_Exercise description:_
Lines containing the word "time" need to be counted. Please reply with how many there are, and nothing else.

Part of a data file

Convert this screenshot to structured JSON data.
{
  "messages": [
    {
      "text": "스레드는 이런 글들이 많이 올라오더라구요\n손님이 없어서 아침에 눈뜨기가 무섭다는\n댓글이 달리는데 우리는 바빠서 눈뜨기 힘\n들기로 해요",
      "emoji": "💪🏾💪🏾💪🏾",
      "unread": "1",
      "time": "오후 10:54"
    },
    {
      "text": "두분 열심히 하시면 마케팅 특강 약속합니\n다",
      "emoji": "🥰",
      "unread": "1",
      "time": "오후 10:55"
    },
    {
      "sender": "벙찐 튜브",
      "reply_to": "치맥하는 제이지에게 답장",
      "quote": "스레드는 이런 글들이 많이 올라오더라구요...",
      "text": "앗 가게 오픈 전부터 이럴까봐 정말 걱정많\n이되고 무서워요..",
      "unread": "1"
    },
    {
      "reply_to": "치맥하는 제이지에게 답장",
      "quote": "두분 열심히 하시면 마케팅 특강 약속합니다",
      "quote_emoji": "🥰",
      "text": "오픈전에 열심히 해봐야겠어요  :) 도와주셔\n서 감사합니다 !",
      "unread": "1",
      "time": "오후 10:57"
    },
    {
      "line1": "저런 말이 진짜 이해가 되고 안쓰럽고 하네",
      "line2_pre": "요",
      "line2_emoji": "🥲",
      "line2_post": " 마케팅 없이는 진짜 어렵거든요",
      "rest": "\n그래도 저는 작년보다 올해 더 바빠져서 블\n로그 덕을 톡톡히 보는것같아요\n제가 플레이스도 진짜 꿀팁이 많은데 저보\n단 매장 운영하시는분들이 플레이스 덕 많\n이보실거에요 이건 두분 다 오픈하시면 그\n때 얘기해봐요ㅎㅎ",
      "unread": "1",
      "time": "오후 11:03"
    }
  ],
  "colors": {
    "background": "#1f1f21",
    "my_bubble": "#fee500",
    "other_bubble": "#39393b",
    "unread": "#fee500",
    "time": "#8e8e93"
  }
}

_Written answer:_
5